>> Start Listed entries

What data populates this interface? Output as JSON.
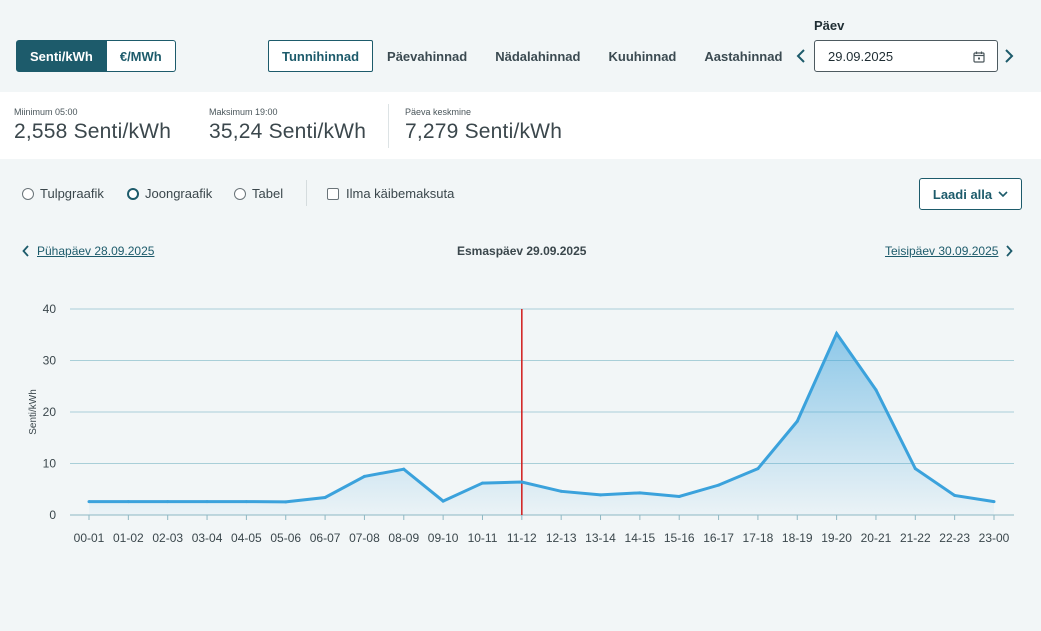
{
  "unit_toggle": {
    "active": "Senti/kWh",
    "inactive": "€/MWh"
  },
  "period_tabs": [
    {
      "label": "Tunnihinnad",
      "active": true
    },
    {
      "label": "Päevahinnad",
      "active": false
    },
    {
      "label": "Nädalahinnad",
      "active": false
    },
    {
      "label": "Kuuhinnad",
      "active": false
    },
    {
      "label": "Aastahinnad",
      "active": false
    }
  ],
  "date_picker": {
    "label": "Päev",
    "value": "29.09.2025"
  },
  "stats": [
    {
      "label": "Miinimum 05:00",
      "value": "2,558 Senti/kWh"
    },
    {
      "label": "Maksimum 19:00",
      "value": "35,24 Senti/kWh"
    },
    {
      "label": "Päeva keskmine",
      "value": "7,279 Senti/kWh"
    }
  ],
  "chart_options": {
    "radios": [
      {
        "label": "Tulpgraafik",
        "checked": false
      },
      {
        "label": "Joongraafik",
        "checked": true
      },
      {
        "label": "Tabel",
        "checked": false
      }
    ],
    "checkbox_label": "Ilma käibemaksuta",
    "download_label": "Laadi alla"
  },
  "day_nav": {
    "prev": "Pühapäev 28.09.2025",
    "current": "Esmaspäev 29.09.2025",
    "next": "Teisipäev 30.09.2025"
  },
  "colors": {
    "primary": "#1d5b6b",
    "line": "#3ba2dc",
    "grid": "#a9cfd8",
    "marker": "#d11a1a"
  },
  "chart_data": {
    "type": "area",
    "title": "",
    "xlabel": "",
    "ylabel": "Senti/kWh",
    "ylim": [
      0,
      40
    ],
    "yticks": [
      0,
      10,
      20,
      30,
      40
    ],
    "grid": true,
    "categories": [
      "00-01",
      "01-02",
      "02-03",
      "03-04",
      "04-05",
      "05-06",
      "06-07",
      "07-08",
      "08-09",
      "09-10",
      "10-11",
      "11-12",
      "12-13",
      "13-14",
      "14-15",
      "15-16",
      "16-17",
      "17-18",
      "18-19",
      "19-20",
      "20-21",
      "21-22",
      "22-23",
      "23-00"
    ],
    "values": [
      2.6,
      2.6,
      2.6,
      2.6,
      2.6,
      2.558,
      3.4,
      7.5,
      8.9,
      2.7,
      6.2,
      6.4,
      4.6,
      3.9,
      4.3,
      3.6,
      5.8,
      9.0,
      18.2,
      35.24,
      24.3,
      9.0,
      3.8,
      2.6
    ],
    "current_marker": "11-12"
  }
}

>> End Listed entries

### Exercise objective
Each entry should be repeated exactly as it appears; the pictures stay out.

### Output for this exercise
What data populates this interface? Output as JSON.
{
  "unit_toggle": {
    "active": "Senti/kWh",
    "inactive": "€/MWh"
  },
  "period_tabs": [
    {
      "label": "Tunnihinnad",
      "active": true
    },
    {
      "label": "Päevahinnad",
      "active": false
    },
    {
      "label": "Nädalahinnad",
      "active": false
    },
    {
      "label": "Kuuhinnad",
      "active": false
    },
    {
      "label": "Aastahinnad",
      "active": false
    }
  ],
  "date_picker": {
    "label": "Päev",
    "value": "29.09.2025"
  },
  "stats": [
    {
      "label": "Miinimum 05:00",
      "value": "2,558 Senti/kWh"
    },
    {
      "label": "Maksimum 19:00",
      "value": "35,24 Senti/kWh"
    },
    {
      "label": "Päeva keskmine",
      "value": "7,279 Senti/kWh"
    }
  ],
  "chart_options": {
    "radios": [
      {
        "label": "Tulpgraafik",
        "checked": false
      },
      {
        "label": "Joongraafik",
        "checked": true
      },
      {
        "label": "Tabel",
        "checked": false
      }
    ],
    "checkbox_label": "Ilma käibemaksuta",
    "download_label": "Laadi alla"
  },
  "day_nav": {
    "prev": "Pühapäev 28.09.2025",
    "current": "Esmaspäev 29.09.2025",
    "next": "Teisipäev 30.09.2025"
  },
  "colors": {
    "primary": "#1d5b6b",
    "line": "#3ba2dc",
    "grid": "#a9cfd8",
    "marker": "#d11a1a"
  },
  "chart_data": {
    "type": "area",
    "title": "",
    "xlabel": "",
    "ylabel": "Senti/kWh",
    "ylim": [
      0,
      40
    ],
    "yticks": [
      0,
      10,
      20,
      30,
      40
    ],
    "grid": true,
    "categories": [
      "00-01",
      "01-02",
      "02-03",
      "03-04",
      "04-05",
      "05-06",
      "06-07",
      "07-08",
      "08-09",
      "09-10",
      "10-11",
      "11-12",
      "12-13",
      "13-14",
      "14-15",
      "15-16",
      "16-17",
      "17-18",
      "18-19",
      "19-20",
      "20-21",
      "21-22",
      "22-23",
      "23-00"
    ],
    "values": [
      2.6,
      2.6,
      2.6,
      2.6,
      2.6,
      2.558,
      3.4,
      7.5,
      8.9,
      2.7,
      6.2,
      6.4,
      4.6,
      3.9,
      4.3,
      3.6,
      5.8,
      9.0,
      18.2,
      35.24,
      24.3,
      9.0,
      3.8,
      2.6
    ],
    "current_marker": "11-12"
  }
}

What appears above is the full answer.